┌──

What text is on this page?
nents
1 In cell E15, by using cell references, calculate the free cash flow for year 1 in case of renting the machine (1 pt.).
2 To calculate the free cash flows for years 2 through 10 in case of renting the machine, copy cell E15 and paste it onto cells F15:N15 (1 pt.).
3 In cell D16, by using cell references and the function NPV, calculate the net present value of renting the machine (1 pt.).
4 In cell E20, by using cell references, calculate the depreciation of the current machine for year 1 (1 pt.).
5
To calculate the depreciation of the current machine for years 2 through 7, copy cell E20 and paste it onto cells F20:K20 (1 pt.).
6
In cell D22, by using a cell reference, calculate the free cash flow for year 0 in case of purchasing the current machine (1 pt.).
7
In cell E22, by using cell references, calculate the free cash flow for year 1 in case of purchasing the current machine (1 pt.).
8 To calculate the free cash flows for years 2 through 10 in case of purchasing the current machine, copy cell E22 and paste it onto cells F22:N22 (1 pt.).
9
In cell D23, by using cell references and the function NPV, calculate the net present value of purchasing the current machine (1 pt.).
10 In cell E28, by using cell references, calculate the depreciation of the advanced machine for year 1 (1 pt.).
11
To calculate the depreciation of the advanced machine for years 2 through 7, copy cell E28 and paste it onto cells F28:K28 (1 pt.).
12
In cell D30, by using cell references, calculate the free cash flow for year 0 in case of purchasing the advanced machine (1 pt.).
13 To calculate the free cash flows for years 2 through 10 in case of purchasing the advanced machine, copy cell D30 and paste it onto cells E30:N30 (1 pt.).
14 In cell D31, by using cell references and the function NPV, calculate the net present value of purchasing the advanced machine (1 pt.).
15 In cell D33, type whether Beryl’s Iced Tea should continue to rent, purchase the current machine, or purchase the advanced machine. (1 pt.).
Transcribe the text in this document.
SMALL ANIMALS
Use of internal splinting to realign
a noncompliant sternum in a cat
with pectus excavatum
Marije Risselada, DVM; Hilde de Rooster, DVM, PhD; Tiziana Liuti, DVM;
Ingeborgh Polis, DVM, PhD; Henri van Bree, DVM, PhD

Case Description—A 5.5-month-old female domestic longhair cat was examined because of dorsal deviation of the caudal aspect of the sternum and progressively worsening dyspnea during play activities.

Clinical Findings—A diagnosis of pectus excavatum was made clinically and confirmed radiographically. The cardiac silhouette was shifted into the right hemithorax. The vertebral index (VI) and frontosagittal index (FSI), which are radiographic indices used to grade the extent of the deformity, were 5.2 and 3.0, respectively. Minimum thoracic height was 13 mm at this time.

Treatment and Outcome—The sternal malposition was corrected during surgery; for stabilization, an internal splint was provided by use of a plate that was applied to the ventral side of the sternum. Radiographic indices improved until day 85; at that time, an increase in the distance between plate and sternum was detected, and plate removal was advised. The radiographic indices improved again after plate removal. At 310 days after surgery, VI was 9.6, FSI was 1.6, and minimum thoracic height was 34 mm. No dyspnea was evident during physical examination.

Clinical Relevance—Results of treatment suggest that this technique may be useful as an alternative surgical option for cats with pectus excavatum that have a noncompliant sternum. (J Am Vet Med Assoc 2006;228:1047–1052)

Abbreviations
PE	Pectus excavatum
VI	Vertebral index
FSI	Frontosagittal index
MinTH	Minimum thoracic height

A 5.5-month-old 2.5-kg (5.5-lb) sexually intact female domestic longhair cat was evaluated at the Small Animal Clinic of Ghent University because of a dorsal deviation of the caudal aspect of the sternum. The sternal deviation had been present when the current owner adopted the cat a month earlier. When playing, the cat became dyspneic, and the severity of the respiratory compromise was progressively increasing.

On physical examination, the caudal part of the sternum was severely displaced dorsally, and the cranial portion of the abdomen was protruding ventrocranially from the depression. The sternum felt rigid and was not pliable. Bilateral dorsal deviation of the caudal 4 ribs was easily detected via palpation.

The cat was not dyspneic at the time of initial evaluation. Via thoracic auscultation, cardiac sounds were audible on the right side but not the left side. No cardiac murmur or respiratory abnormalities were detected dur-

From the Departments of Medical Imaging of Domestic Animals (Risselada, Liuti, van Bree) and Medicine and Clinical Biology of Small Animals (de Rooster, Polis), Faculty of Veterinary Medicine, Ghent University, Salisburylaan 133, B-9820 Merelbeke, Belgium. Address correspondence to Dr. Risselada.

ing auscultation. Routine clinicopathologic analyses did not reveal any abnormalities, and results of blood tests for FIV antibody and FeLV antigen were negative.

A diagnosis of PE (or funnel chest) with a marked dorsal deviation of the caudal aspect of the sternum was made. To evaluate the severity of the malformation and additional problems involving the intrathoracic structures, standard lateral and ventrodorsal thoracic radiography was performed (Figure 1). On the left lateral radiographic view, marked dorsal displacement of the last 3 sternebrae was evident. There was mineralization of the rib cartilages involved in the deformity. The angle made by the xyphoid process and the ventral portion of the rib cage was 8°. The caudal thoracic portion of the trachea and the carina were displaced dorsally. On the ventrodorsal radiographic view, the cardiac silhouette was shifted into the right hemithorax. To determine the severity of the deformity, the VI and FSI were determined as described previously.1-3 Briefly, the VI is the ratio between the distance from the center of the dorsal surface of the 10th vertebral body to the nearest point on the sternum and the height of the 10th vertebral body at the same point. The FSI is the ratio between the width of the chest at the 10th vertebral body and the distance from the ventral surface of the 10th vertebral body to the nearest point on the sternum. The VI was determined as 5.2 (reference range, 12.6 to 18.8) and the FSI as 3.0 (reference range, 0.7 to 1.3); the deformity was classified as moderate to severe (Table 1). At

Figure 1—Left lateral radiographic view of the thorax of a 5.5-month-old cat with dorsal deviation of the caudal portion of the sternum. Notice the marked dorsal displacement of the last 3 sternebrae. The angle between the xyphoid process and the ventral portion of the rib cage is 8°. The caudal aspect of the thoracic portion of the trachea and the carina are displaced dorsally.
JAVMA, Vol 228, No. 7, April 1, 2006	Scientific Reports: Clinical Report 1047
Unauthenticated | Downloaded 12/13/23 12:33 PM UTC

└──

INSTRUCTIONS FOR THE TASK: Output all of the records, keeping every word exact.

WRITTEN RESPONSE:
What text is on this page?
nents
1 In cell E15, by using cell references, calculate the free cash flow for year 1 in case of renting the machine (1 pt.).
2 To calculate the free cash flows for years 2 through 10 in case of renting the machine, copy cell E15 and paste it onto cells F15:N15 (1 pt.).
3 In cell D16, by using cell references and the function NPV, calculate the net present value of renting the machine (1 pt.).
4 In cell E20, by using cell references, calculate the depreciation of the current machine for year 1 (1 pt.).
5
To calculate the depreciation of the current machine for years 2 through 7, copy cell E20 and paste it onto cells F20:K20 (1 pt.).
6
In cell D22, by using a cell reference, calculate the free cash flow for year 0 in case of purchasing the current machine (1 pt.).
7
In cell E22, by using cell references, calculate the free cash flow for year 1 in case of purchasing the current machine (1 pt.).
8 To calculate the free cash flows for years 2 through 10 in case of purchasing the current machine, copy cell E22 and paste it onto cells F22:N22 (1 pt.).
9
In cell D23, by using cell references and the function NPV, calculate the net present value of purchasing the current machine (1 pt.).
10 In cell E28, by using cell references, calculate the depreciation of the advanced machine for year 1 (1 pt.).
11
To calculate the depreciation of the advanced machine for years 2 through 7, copy cell E28 and paste it onto cells F28:K28 (1 pt.).
12
In cell D30, by using cell references, calculate the free cash flow for year 0 in case of purchasing the advanced machine (1 pt.).
13 To calculate the free cash flows for years 2 through 10 in case of purchasing the advanced machine, copy cell D30 and paste it onto cells E30:N30 (1 pt.).
14 In cell D31, by using cell references and the function NPV, calculate the net present value of purchasing the advanced machine (1 pt.).
15 In cell D33, type whether Beryl’s Iced Tea should continue to rent, purchase the current machine, or purchase the advanced machine. (1 pt.).
Transcribe the text in this document.
SMALL ANIMALS
Use of internal splinting to realign
a noncompliant sternum in a cat
with pectus excavatum
Marije Risselada, DVM; Hilde de Rooster, DVM, PhD; Tiziana Liuti, DVM;
Ingeborgh Polis, DVM, PhD; Henri van Bree, DVM, PhD

Case Description—A 5.5-month-old female domestic longhair cat was examined because of dorsal deviation of the caudal aspect of the sternum and progressively worsening dyspnea during play activities.

Clinical Findings—A diagnosis of pectus excavatum was made clinically and confirmed radiographically. The cardiac silhouette was shifted into the right hemithorax. The vertebral index (VI) and frontosagittal index (FSI), which are radiographic indices used to grade the extent of the deformity, were 5.2 and 3.0, respectively. Minimum thoracic height was 13 mm at this time.

Treatment and Outcome—The sternal malposition was corrected during surgery; for stabilization, an internal splint was provided by use of a plate that was applied to the ventral side of the sternum. Radiographic indices improved until day 85; at that time, an increase in the distance between plate and sternum was detected, and plate removal was advised. The radiographic indices improved again after plate removal. At 310 days after surgery, VI was 9.6, FSI was 1.6, and minimum thoracic height was 34 mm. No dyspnea was evident during physical examination.

Clinical Relevance—Results of treatment suggest that this technique may be useful as an alternative surgical option for cats with pectus excavatum that have a noncompliant sternum. (J Am Vet Med Assoc 2006;228:1047–1052)

Abbreviations
PE	Pectus excavatum
VI	Vertebral index
FSI	Frontosagittal index
MinTH	Minimum thoracic height

A 5.5-month-old 2.5-kg (5.5-lb) sexually intact female domestic longhair cat was evaluated at the Small Animal Clinic of Ghent University because of a dorsal deviation of the caudal aspect of the sternum. The sternal deviation had been present when the current owner adopted the cat a month earlier. When playing, the cat became dyspneic, and the severity of the respiratory compromise was progressively increasing.

On physical examination, the caudal part of the sternum was severely displaced dorsally, and the cranial portion of the abdomen was protruding ventrocranially from the depression. The sternum felt rigid and was not pliable. Bilateral dorsal deviation of the caudal 4 ribs was easily detected via palpation.

The cat was not dyspneic at the time of initial evaluation. Via thoracic auscultation, cardiac sounds were audible on the right side but not the left side. No cardiac murmur or respiratory abnormalities were detected dur-

From the Departments of Medical Imaging of Domestic Animals (Risselada, Liuti, van Bree) and Medicine and Clinical Biology of Small Animals (de Rooster, Polis), Faculty of Veterinary Medicine, Ghent University, Salisburylaan 133, B-9820 Merelbeke, Belgium. Address correspondence to Dr. Risselada.

ing auscultation. Routine clinicopathologic analyses did not reveal any abnormalities, and results of blood tests for FIV antibody and FeLV antigen were negative.

A diagnosis of PE (or funnel chest) with a marked dorsal deviation of the caudal aspect of the sternum was made. To evaluate the severity of the malformation and additional problems involving the intrathoracic structures, standard lateral and ventrodorsal thoracic radiography was performed (Figure 1). On the left lateral radiographic view, marked dorsal displacement of the last 3 sternebrae was evident. There was mineralization of the rib cartilages involved in the deformity. The angle made by the xyphoid process and the ventral portion of the rib cage was 8°. The caudal thoracic portion of the trachea and the carina were displaced dorsally. On the ventrodorsal radiographic view, the cardiac silhouette was shifted into the right hemithorax. To determine the severity of the deformity, the VI and FSI were determined as described previously.1-3 Briefly, the VI is the ratio between the distance from the center of the dorsal surface of the 10th vertebral body to the nearest point on the sternum and the height of the 10th vertebral body at the same point. The FSI is the ratio between the width of the chest at the 10th vertebral body and the distance from the ventral surface of the 10th vertebral body to the nearest point on the sternum. The VI was determined as 5.2 (reference range, 12.6 to 18.8) and the FSI as 3.0 (reference range, 0.7 to 1.3); the deformity was classified as moderate to severe (Table 1). At

Figure 1—Left lateral radiographic view of the thorax of a 5.5-month-old cat with dorsal deviation of the caudal portion of the sternum. Notice the marked dorsal displacement of the last 3 sternebrae. The angle between the xyphoid process and the ventral portion of the rib cage is 8°. The caudal aspect of the thoracic portion of the trachea and the carina are displaced dorsally.
JAVMA, Vol 228, No. 7, April 1, 2006	Scientific Reports: Clinical Report 1047
Unauthenticated | Downloaded 12/13/23 12:33 PM UTC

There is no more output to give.